-------- Exercise material --------
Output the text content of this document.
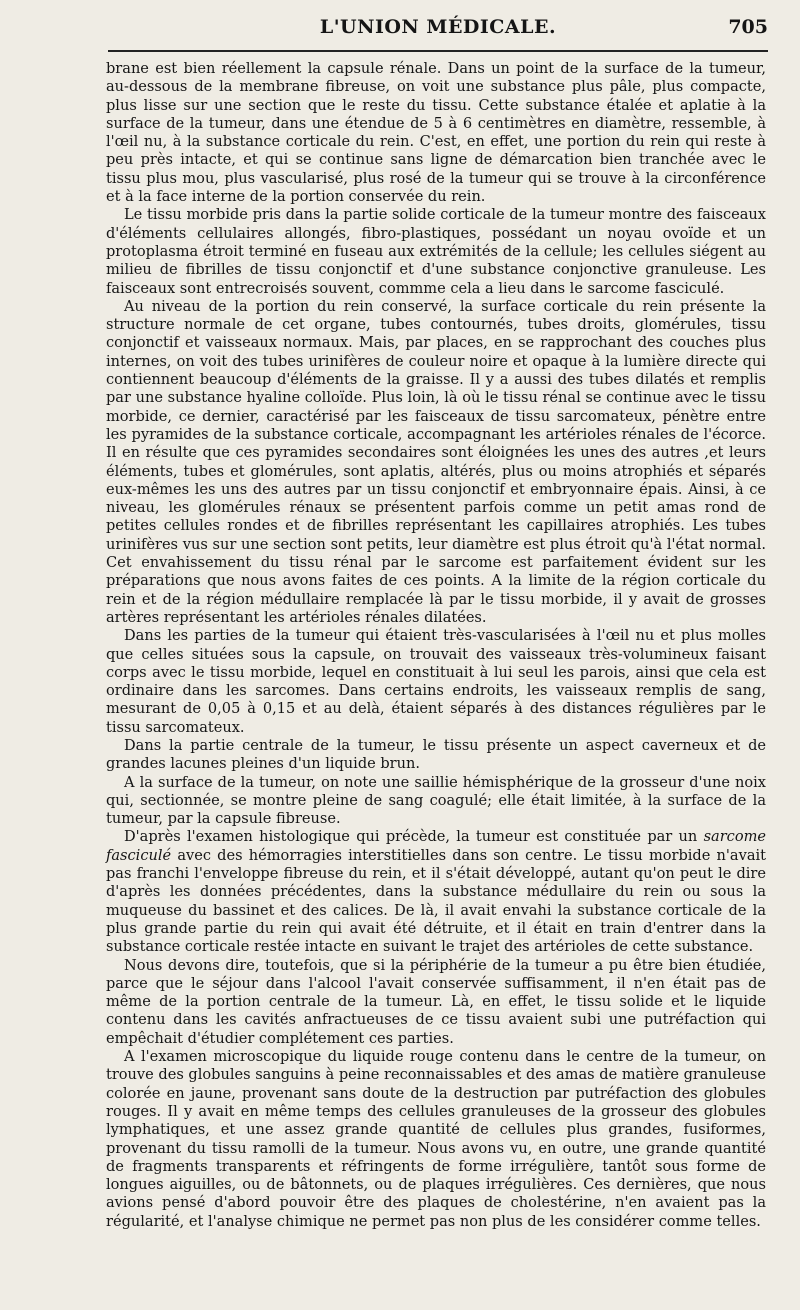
L'UNION MÉDICALE.	705

brane est bien réellement la capsule rénale. Dans un point de la surface de la tumeur, au-dessous de la membrane fibreuse, on voit une substance plus pâle, plus compacte, plus lisse sur une section que le reste du tissu. Cette substance étalée et aplatie à la surface de la tumeur, dans une étendue de 5 à 6 centimètres en diamètre, ressemble, à l'œil nu, à la substance corticale du rein. C'est, en effet, une portion du rein qui reste à peu près intacte, et qui se continue sans ligne de démarcation bien tranchée avec le tissu plus mou, plus vascularisé, plus rosé de la tumeur qui se trouve à la circonférence et à la face interne de la portion conservée du rein.

Le tissu morbide pris dans la partie solide corticale de la tumeur montre des faisceaux d'éléments cellulaires allongés, fibro-plastiques, possédant un noyau ovoïde et un protoplasma étroit terminé en fuseau aux extrémités de la cellule; les cellules siégent au milieu de fibrilles de tissu conjonctif et d'une substance conjonctive granuleuse. Les faisceaux sont entrecroisés souvent, commme cela a lieu dans le sarcome fasciculé.

Au niveau de la portion du rein conservé, la surface corticale du rein présente la structure normale de cet organe, tubes contournés, tubes droits, glomérules, tissu conjonctif et vaisseaux normaux. Mais, par places, en se rapprochant des couches plus internes, on voit des tubes urinifères de couleur noire et opaque à la lumière directe qui contiennent beaucoup d'éléments de la graisse. Il y a aussi des tubes dilatés et remplis par une substance hyaline colloïde. Plus loin, là où le tissu rénal se continue avec le tissu morbide, ce dernier, caractérisé par les faisceaux de tissu sarcomateux, pénètre entre les pyramides de la substance corticale, accompagnant les artérioles rénales de l'écorce. Il en résulte que ces pyramides secondaires sont éloignées les unes des autres ,et leurs éléments, tubes et glomérules, sont aplatis, altérés, plus ou moins atrophiés et séparés eux-mêmes les uns des autres par un tissu conjonctif et embryonnaire épais. Ainsi, à ce niveau, les glomérules rénaux se présentent parfois comme un petit amas rond de petites cellules rondes et de fibrilles représentant les capillaires atrophiés. Les tubes urinifères vus sur une section sont petits, leur diamètre est plus étroit qu'à l'état normal. Cet envahissement du tissu rénal par le sarcome est parfaitement évident sur les préparations que nous avons faites de ces points. A la limite de la région corticale du rein et de la région médullaire remplacée là par le tissu morbide, il y avait de grosses artères représentant les artérioles rénales dilatées.

Dans les parties de la tumeur qui étaient très-vascularisées à l'œil nu et plus molles que celles situées sous la capsule, on trouvait des vaisseaux très-volumineux faisant corps avec le tissu morbide, lequel en constituait à lui seul les parois, ainsi que cela est ordinaire dans les sarcomes. Dans certains endroits, les vaisseaux remplis de sang, mesurant de 0,05 à 0,15 et au delà, étaient séparés à des distances régulières par le tissu sarcomateux.

Dans la partie centrale de la tumeur, le tissu présente un aspect caverneux et de grandes lacunes pleines d'un liquide brun.

A la surface de la tumeur, on note une saillie hémisphérique de la grosseur d'une noix qui, sectionnée, se montre pleine de sang coagulé; elle était limitée, à la surface de la tumeur, par la capsule fibreuse.

D'après l'examen histologique qui précède, la tumeur est constituée par un sarcome fasciculé avec des hémorragies interstitielles dans son centre. Le tissu morbide n'avait pas franchi l'enveloppe fibreuse du rein, et il s'était développé, autant qu'on peut le dire d'après les données précédentes, dans la substance médullaire du rein ou sous la muqueuse du bassinet et des calices. De là, il avait envahi la substance corticale de la plus grande partie du rein qui avait été détruite, et il était en train d'entrer dans la substance corticale restée intacte en suivant le trajet des artérioles de cette substance.

Nous devons dire, toutefois, que si la périphérie de la tumeur a pu être bien étudiée, parce que le séjour dans l'alcool l'avait conservée suffisamment, il n'en était pas de même de la portion centrale de la tumeur. Là, en effet, le tissu solide et le liquide contenu dans les cavités anfractueuses de ce tissu avaient subi une putréfaction qui empêchait d'étudier complétement ces parties.

A l'examen microscopique du liquide rouge contenu dans le centre de la tumeur, on trouve des globules sanguins à peine reconnaissables et des amas de matière granuleuse colorée en jaune, provenant sans doute de la destruction par putréfaction des globules rouges. Il y avait en même temps des cellules granuleuses de la grosseur des globules lymphatiques, et une assez grande quantité de cellules plus grandes, fusiformes, provenant du tissu ramolli de la tumeur. Nous avons vu, en outre, une grande quantité de fragments transparents et réfringents de forme irrégulière, tantôt sous forme de longues aiguilles, ou de bâtonnets, ou de plaques irrégulières. Ces dernières, que nous avions pensé d'abord pouvoir être des plaques de cholestérine, n'en avaient pas la régularité, et l'analyse chimique ne permet pas non plus de les considérer comme telles.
--------
(What the exercise asks): In your copy of the records, include no pictures; repeat everything else exactly.

(Output for this task):
Output the text content of this document.
L'UNION MÉDICALE.	705

brane est bien réellement la capsule rénale. Dans un point de la surface de la tumeur, au-dessous de la membrane fibreuse, on voit une substance plus pâle, plus compacte, plus lisse sur une section que le reste du tissu. Cette substance étalée et aplatie à la surface de la tumeur, dans une étendue de 5 à 6 centimètres en diamètre, ressemble, à l'œil nu, à la substance corticale du rein. C'est, en effet, une portion du rein qui reste à peu près intacte, et qui se continue sans ligne de démarcation bien tranchée avec le tissu plus mou, plus vascularisé, plus rosé de la tumeur qui se trouve à la circonférence et à la face interne de la portion conservée du rein.

Le tissu morbide pris dans la partie solide corticale de la tumeur montre des faisceaux d'éléments cellulaires allongés, fibro-plastiques, possédant un noyau ovoïde et un protoplasma étroit terminé en fuseau aux extrémités de la cellule; les cellules siégent au milieu de fibrilles de tissu conjonctif et d'une substance conjonctive granuleuse. Les faisceaux sont entrecroisés souvent, commme cela a lieu dans le sarcome fasciculé.

Au niveau de la portion du rein conservé, la surface corticale du rein présente la structure normale de cet organe, tubes contournés, tubes droits, glomérules, tissu conjonctif et vaisseaux normaux. Mais, par places, en se rapprochant des couches plus internes, on voit des tubes urinifères de couleur noire et opaque à la lumière directe qui contiennent beaucoup d'éléments de la graisse. Il y a aussi des tubes dilatés et remplis par une substance hyaline colloïde. Plus loin, là où le tissu rénal se continue avec le tissu morbide, ce dernier, caractérisé par les faisceaux de tissu sarcomateux, pénètre entre les pyramides de la substance corticale, accompagnant les artérioles rénales de l'écorce. Il en résulte que ces pyramides secondaires sont éloignées les unes des autres ,et leurs éléments, tubes et glomérules, sont aplatis, altérés, plus ou moins atrophiés et séparés eux-mêmes les uns des autres par un tissu conjonctif et embryonnaire épais. Ainsi, à ce niveau, les glomérules rénaux se présentent parfois comme un petit amas rond de petites cellules rondes et de fibrilles représentant les capillaires atrophiés. Les tubes urinifères vus sur une section sont petits, leur diamètre est plus étroit qu'à l'état normal. Cet envahissement du tissu rénal par le sarcome est parfaitement évident sur les préparations que nous avons faites de ces points. A la limite de la région corticale du rein et de la région médullaire remplacée là par le tissu morbide, il y avait de grosses artères représentant les artérioles rénales dilatées.

Dans les parties de la tumeur qui étaient très-vascularisées à l'œil nu et plus molles que celles situées sous la capsule, on trouvait des vaisseaux très-volumineux faisant corps avec le tissu morbide, lequel en constituait à lui seul les parois, ainsi que cela est ordinaire dans les sarcomes. Dans certains endroits, les vaisseaux remplis de sang, mesurant de 0,05 à 0,15 et au delà, étaient séparés à des distances régulières par le tissu sarcomateux.

Dans la partie centrale de la tumeur, le tissu présente un aspect caverneux et de grandes lacunes pleines d'un liquide brun.

A la surface de la tumeur, on note une saillie hémisphérique de la grosseur d'une noix qui, sectionnée, se montre pleine de sang coagulé; elle était limitée, à la surface de la tumeur, par la capsule fibreuse.

D'après l'examen histologique qui précède, la tumeur est constituée par un sarcome fasciculé avec des hémorragies interstitielles dans son centre. Le tissu morbide n'avait pas franchi l'enveloppe fibreuse du rein, et il s'était développé, autant qu'on peut le dire d'après les données précédentes, dans la substance médullaire du rein ou sous la muqueuse du bassinet et des calices. De là, il avait envahi la substance corticale de la plus grande partie du rein qui avait été détruite, et il était en train d'entrer dans la substance corticale restée intacte en suivant le trajet des artérioles de cette substance.

Nous devons dire, toutefois, que si la périphérie de la tumeur a pu être bien étudiée, parce que le séjour dans l'alcool l'avait conservée suffisamment, il n'en était pas de même de la portion centrale de la tumeur. Là, en effet, le tissu solide et le liquide contenu dans les cavités anfractueuses de ce tissu avaient subi une putréfaction qui empêchait d'étudier complétement ces parties.

A l'examen microscopique du liquide rouge contenu dans le centre de la tumeur, on trouve des globules sanguins à peine reconnaissables et des amas de matière granuleuse colorée en jaune, provenant sans doute de la destruction par putréfaction des globules rouges. Il y avait en même temps des cellules granuleuses de la grosseur des globules lymphatiques, et une assez grande quantité de cellules plus grandes, fusiformes, provenant du tissu ramolli de la tumeur. Nous avons vu, en outre, une grande quantité de fragments transparents et réfringents de forme irrégulière, tantôt sous forme de longues aiguilles, ou de bâtonnets, ou de plaques irrégulières. Ces dernières, que nous avions pensé d'abord pouvoir être des plaques de cholestérine, n'en avaient pas la régularité, et l'analyse chimique ne permet pas non plus de les considérer comme telles.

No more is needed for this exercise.